Set problem
Reproduce all of the data exactly.

::::::::

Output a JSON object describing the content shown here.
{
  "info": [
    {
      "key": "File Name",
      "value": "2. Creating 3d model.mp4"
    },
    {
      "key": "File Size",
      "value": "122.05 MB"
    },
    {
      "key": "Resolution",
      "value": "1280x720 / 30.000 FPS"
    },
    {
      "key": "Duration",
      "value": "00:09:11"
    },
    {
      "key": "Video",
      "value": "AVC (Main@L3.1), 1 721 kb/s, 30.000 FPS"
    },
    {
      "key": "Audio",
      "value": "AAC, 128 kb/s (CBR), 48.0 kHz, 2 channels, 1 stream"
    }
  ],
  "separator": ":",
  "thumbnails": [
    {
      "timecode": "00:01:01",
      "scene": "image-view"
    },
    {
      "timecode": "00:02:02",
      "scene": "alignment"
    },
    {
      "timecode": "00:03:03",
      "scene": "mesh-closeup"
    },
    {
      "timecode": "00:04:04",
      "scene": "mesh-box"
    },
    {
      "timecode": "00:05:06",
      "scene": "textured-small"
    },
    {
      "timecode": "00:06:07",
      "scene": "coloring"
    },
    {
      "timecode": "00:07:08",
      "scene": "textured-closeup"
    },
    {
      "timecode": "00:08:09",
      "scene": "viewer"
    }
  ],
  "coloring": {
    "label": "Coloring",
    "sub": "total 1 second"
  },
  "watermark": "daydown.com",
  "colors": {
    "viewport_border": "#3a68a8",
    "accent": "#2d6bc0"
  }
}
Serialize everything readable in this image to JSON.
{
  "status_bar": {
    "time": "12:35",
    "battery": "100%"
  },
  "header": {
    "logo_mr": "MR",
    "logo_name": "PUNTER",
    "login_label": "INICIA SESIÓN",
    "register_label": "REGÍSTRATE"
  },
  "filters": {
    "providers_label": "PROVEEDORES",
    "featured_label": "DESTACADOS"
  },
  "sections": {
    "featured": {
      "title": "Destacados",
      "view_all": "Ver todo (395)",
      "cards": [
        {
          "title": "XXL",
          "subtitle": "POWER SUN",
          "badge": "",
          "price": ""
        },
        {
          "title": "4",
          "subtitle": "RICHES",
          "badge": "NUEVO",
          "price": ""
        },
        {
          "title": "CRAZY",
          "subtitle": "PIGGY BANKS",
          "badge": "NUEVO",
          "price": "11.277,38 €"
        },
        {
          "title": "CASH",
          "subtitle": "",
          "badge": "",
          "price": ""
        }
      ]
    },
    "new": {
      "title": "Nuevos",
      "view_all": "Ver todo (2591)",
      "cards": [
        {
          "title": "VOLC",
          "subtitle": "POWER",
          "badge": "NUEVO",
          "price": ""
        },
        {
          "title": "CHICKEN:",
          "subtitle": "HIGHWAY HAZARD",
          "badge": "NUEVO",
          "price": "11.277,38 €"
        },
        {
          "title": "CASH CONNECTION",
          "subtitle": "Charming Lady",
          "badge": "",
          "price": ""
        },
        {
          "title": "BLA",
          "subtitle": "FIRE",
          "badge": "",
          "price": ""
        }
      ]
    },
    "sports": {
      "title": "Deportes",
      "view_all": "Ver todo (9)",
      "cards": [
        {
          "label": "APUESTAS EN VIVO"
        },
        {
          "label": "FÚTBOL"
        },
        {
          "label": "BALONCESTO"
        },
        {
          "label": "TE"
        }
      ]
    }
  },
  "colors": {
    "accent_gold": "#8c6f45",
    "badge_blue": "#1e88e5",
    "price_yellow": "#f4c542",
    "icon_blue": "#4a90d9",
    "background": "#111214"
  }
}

::::::::

Result of this task
Output a JSON object describing the content shown here.
{
  "info": [
    {
      "key": "File Name",
      "value": "2. Creating 3d model.mp4"
    },
    {
      "key": "File Size",
      "value": "122.05 MB"
    },
    {
      "key": "Resolution",
      "value": "1280x720 / 30.000 FPS"
    },
    {
      "key": "Duration",
      "value": "00:09:11"
    },
    {
      "key": "Video",
      "value": "AVC (Main@L3.1), 1 721 kb/s, 30.000 FPS"
    },
    {
      "key": "Audio",
      "value": "AAC, 128 kb/s (CBR), 48.0 kHz, 2 channels, 1 stream"
    }
  ],
  "separator": ":",
  "thumbnails": [
    {
      "timecode": "00:01:01",
      "scene": "image-view"
    },
    {
      "timecode": "00:02:02",
      "scene": "alignment"
    },
    {
      "timecode": "00:03:03",
      "scene": "mesh-closeup"
    },
    {
      "timecode": "00:04:04",
      "scene": "mesh-box"
    },
    {
      "timecode": "00:05:06",
      "scene": "textured-small"
    },
    {
      "timecode": "00:06:07",
      "scene": "coloring"
    },
    {
      "timecode": "00:07:08",
      "scene": "textured-closeup"
    },
    {
      "timecode": "00:08:09",
      "scene": "viewer"
    }
  ],
  "coloring": {
    "label": "Coloring",
    "sub": "total 1 second"
  },
  "watermark": "daydown.com",
  "colors": {
    "viewport_border": "#3a68a8",
    "accent": "#2d6bc0"
  }
}
Serialize everything readable in this image to JSON.
{
  "status_bar": {
    "time": "12:35",
    "battery": "100%"
  },
  "header": {
    "logo_mr": "MR",
    "logo_name": "PUNTER",
    "login_label": "INICIA SESIÓN",
    "register_label": "REGÍSTRATE"
  },
  "filters": {
    "providers_label": "PROVEEDORES",
    "featured_label": "DESTACADOS"
  },
  "sections": {
    "featured": {
      "title": "Destacados",
      "view_all": "Ver todo (395)",
      "cards": [
        {
          "title": "XXL",
          "subtitle": "POWER SUN",
          "badge": "",
          "price": ""
        },
        {
          "title": "4",
          "subtitle": "RICHES",
          "badge": "NUEVO",
          "price": ""
        },
        {
          "title": "CRAZY",
          "subtitle": "PIGGY BANKS",
          "badge": "NUEVO",
          "price": "11.277,38 €"
        },
        {
          "title": "CASH",
          "subtitle": "",
          "badge": "",
          "price": ""
        }
      ]
    },
    "new": {
      "title": "Nuevos",
      "view_all": "Ver todo (2591)",
      "cards": [
        {
          "title": "VOLC",
          "subtitle": "POWER",
          "badge": "NUEVO",
          "price": ""
        },
        {
          "title": "CHICKEN:",
          "subtitle": "HIGHWAY HAZARD",
          "badge": "NUEVO",
          "price": "11.277,38 €"
        },
        {
          "title": "CASH CONNECTION",
          "subtitle": "Charming Lady",
          "badge": "",
          "price": ""
        },
        {
          "title": "BLA",
          "subtitle": "FIRE",
          "badge": "",
          "price": ""
        }
      ]
    },
    "sports": {
      "title": "Deportes",
      "view_all": "Ver todo (9)",
      "cards": [
        {
          "label": "APUESTAS EN VIVO"
        },
        {
          "label": "FÚTBOL"
        },
        {
          "label": "BALONCESTO"
        },
        {
          "label": "TE"
        }
      ]
    }
  },
  "colors": {
    "accent_gold": "#8c6f45",
    "badge_blue": "#1e88e5",
    "price_yellow": "#f4c542",
    "icon_blue": "#4a90d9",
    "background": "#111214"
  }
}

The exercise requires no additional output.